Pull out all lines from the listing below in which the word "states" appears.
━━━━━ RECORD SET
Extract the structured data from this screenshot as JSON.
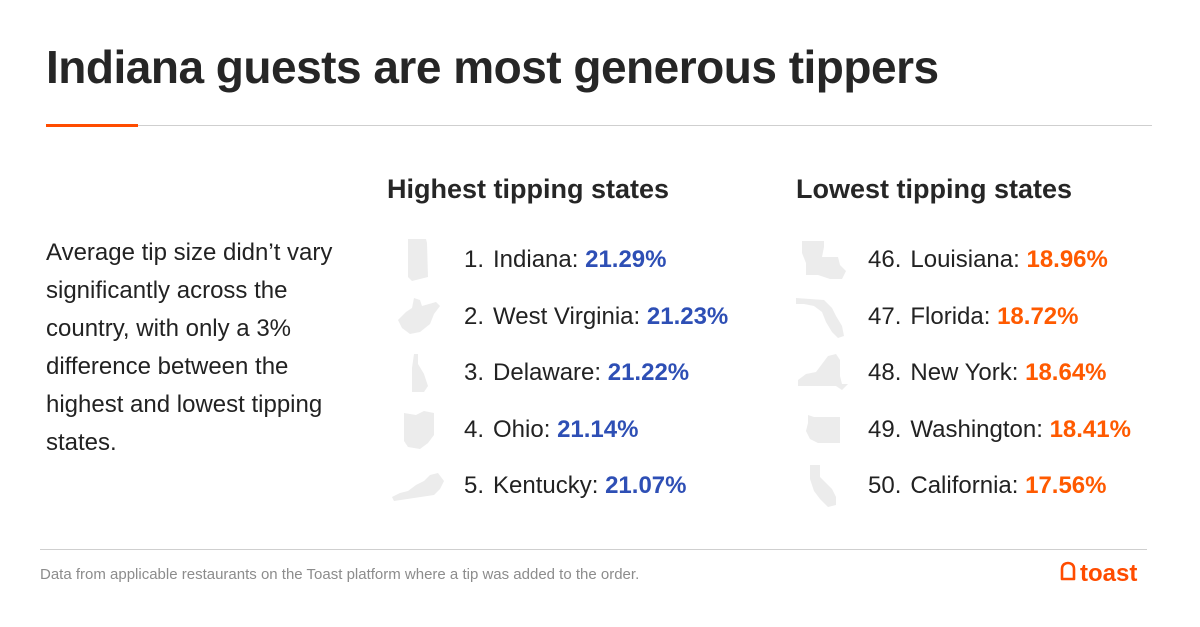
{
  "title": "Indiana guests are most generous tippers",
  "intro": "Average tip size didn’t vary significantly across the country, with only a 3% difference between the highest and lowest tipping states.",
  "highest": {
    "heading": "Highest tipping states",
    "items": [
      {
        "rank": "1.",
        "state": "Indiana:",
        "pct": "21.29%",
        "icon": "indiana-shape-icon"
      },
      {
        "rank": "2.",
        "state": "West Virginia:",
        "pct": "21.23%",
        "icon": "west-virginia-shape-icon"
      },
      {
        "rank": "3.",
        "state": "Delaware:",
        "pct": "21.22%",
        "icon": "delaware-shape-icon"
      },
      {
        "rank": "4.",
        "state": "Ohio:",
        "pct": "21.14%",
        "icon": "ohio-shape-icon"
      },
      {
        "rank": "5.",
        "state": "Kentucky:",
        "pct": "21.07%",
        "icon": "kentucky-shape-icon"
      }
    ]
  },
  "lowest": {
    "heading": "Lowest tipping states",
    "items": [
      {
        "rank": "46.",
        "state": "Louisiana:",
        "pct": "18.96%",
        "icon": "louisiana-shape-icon"
      },
      {
        "rank": "47.",
        "state": "Florida:",
        "pct": "18.72%",
        "icon": "florida-shape-icon"
      },
      {
        "rank": "48.",
        "state": "New York:",
        "pct": "18.64%",
        "icon": "new-york-shape-icon"
      },
      {
        "rank": "49.",
        "state": "Washington:",
        "pct": "18.41%",
        "icon": "washington-shape-icon"
      },
      {
        "rank": "50.",
        "state": "California:",
        "pct": "17.56%",
        "icon": "california-shape-icon"
      }
    ]
  },
  "footnote": "Data from applicable restaurants on the Toast platform where a tip was added to the order.",
  "logo": {
    "text": "toast",
    "icon": "toast-logo-icon"
  },
  "colors": {
    "accent": "#ff4c00",
    "high_value": "#2e4fb5",
    "low_value": "#ff5a00",
    "state_shape": "#ececec"
  }
}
━━━━━━━━━━
• _ANSWER TO THE EXERCISE_:
  "intro": "Average tip size didn’t vary significantly across the country, with only a 3% difference between the highest and lowest tipping states.",
    "heading": "Highest tipping states",
    "heading": "Lowest tipping states",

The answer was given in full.